Recorded data
[BEGIN]

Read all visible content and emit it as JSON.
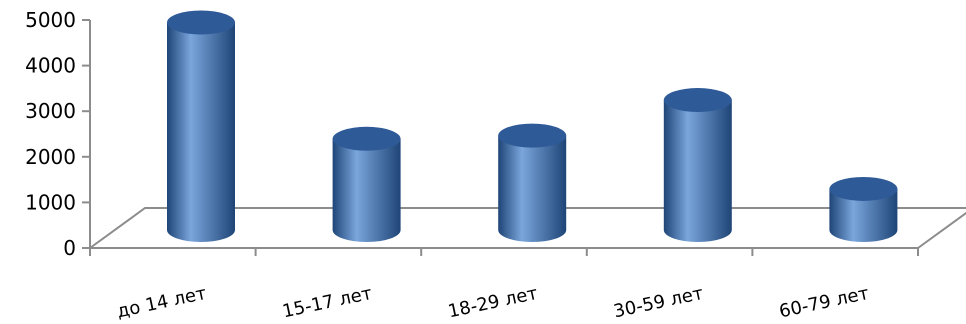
{
  "chart_data": {
    "type": "bar",
    "style": "3d-cylinder",
    "categories": [
      "до 14 лет",
      "15-17 лет",
      "18-29 лет",
      "30-59 лет",
      "60-79 лет"
    ],
    "values": [
      4550,
      2000,
      2070,
      2850,
      900
    ],
    "ylim": [
      0,
      5000
    ],
    "yticks": [
      0,
      1000,
      2000,
      3000,
      4000,
      5000
    ],
    "title": "",
    "xlabel": "",
    "ylabel": "",
    "grid": false,
    "legend": "none",
    "bar_color": "#4a7cc0",
    "bar_light_color": "#7aa6dc",
    "bar_dark_color": "#1f4577",
    "top_color": "#2f5a98",
    "axis_color": "#8c8c8c"
  }
}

[END]

WHAT IS REQUIRED.
The data above needs to be retyped exactly, with the images left out.

RESULT OF THE EXERCISE.
Read all visible content and emit it as JSON.
{
  "chart_data": {
    "type": "bar",
    "style": "3d-cylinder",
    "categories": [
      "до 14 лет",
      "15-17 лет",
      "18-29 лет",
      "30-59 лет",
      "60-79 лет"
    ],
    "values": [
      4550,
      2000,
      2070,
      2850,
      900
    ],
    "ylim": [
      0,
      5000
    ],
    "yticks": [
      0,
      1000,
      2000,
      3000,
      4000,
      5000
    ],
    "title": "",
    "xlabel": "",
    "ylabel": "",
    "grid": false,
    "legend": "none",
    "bar_color": "#4a7cc0",
    "bar_light_color": "#7aa6dc",
    "bar_dark_color": "#1f4577",
    "top_color": "#2f5a98",
    "axis_color": "#8c8c8c"
  }
}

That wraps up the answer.